start Extracted information

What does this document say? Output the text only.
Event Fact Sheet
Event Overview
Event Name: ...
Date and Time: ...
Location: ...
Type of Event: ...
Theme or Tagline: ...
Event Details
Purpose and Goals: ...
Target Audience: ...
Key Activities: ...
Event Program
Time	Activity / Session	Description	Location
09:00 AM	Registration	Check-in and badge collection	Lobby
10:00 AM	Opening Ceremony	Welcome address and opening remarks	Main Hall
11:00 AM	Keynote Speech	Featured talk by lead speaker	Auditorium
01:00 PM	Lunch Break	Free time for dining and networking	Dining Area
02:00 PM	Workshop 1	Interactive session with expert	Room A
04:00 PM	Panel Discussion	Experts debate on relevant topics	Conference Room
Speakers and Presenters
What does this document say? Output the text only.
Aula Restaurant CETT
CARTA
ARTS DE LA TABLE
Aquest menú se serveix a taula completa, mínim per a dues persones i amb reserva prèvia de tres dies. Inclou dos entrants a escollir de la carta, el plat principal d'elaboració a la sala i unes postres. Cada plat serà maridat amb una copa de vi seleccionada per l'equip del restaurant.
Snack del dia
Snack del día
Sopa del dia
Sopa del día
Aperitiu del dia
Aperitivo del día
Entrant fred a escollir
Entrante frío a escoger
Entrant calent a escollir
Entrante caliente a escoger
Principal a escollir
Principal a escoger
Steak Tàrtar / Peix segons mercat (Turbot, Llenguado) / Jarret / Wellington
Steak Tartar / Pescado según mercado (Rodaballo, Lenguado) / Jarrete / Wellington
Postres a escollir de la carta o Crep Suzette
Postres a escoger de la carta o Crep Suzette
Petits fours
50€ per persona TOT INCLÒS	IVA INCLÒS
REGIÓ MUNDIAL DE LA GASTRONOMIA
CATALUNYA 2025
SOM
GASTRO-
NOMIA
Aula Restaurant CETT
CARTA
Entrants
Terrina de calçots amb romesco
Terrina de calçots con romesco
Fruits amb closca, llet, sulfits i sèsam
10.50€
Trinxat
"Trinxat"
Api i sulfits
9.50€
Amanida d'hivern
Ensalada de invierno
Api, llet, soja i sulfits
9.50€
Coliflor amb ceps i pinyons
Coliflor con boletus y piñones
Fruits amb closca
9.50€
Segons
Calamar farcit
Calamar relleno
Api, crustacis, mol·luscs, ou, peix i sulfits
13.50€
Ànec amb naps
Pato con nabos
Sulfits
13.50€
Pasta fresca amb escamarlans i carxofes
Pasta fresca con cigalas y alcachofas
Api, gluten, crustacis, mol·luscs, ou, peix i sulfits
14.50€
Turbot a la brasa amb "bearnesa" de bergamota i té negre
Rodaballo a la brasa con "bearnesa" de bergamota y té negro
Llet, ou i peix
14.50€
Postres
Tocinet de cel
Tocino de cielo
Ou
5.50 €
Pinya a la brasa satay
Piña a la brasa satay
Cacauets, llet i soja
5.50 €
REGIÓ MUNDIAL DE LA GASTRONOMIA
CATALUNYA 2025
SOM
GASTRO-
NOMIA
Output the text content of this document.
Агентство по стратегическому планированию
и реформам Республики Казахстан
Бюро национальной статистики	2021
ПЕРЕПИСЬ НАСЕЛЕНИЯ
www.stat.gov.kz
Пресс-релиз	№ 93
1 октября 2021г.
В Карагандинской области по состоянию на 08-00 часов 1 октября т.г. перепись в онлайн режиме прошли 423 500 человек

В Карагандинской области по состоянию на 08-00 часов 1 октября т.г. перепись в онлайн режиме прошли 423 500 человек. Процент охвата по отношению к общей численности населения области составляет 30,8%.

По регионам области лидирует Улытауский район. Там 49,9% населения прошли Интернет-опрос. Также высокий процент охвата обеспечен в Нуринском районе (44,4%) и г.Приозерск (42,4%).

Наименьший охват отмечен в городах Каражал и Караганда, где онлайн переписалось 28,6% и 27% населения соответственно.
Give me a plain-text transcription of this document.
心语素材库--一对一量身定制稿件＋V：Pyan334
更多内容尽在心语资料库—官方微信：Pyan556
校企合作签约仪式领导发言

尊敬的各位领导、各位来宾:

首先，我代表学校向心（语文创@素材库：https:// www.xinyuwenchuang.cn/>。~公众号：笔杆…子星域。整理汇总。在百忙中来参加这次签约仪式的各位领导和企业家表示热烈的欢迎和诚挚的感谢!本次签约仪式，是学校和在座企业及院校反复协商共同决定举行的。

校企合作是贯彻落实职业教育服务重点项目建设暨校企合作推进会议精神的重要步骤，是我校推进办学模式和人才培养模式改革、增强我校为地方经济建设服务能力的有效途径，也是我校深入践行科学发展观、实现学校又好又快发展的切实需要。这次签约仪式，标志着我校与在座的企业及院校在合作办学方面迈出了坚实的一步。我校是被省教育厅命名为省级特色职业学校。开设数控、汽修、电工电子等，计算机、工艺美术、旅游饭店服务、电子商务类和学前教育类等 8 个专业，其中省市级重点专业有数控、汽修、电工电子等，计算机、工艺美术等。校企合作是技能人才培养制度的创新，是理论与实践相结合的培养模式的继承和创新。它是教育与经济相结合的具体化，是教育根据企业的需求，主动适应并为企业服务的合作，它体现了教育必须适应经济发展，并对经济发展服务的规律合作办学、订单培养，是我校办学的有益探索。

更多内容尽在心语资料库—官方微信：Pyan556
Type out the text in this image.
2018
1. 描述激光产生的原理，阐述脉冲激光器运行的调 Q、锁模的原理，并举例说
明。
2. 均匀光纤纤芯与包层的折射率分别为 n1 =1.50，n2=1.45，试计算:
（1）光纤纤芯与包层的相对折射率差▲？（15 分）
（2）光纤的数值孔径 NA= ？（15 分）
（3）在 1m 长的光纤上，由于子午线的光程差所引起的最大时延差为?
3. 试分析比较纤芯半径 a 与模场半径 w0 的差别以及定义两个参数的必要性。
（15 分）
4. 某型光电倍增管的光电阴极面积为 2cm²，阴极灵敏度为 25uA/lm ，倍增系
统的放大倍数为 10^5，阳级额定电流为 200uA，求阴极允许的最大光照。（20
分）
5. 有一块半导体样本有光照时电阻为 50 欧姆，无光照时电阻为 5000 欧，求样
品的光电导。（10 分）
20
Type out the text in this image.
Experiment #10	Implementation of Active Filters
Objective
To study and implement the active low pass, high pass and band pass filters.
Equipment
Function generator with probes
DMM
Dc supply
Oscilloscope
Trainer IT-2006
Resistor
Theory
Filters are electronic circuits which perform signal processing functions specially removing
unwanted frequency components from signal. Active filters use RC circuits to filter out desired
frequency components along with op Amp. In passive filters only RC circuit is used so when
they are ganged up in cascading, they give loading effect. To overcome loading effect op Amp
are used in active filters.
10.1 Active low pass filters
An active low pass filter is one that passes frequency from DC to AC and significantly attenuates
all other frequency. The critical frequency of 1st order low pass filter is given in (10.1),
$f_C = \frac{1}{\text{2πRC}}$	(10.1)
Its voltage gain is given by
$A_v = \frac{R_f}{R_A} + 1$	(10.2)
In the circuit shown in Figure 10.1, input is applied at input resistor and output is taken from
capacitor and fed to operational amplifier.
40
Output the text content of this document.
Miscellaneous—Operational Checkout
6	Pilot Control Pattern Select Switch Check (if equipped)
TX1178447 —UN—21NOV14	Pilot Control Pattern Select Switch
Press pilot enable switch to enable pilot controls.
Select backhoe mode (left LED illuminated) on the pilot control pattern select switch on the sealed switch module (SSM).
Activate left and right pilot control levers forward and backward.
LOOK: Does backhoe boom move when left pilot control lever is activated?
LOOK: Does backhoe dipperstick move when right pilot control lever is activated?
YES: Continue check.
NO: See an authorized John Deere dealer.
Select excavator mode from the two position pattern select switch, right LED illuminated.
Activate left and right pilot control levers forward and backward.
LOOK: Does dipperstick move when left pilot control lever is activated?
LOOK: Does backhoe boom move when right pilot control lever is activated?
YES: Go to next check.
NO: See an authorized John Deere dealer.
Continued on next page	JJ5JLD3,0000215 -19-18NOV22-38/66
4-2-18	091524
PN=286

end Extracted information

* Exercise directions
Report only a number: how many lines in the material above contain the string "Suzette".

* Task solution
2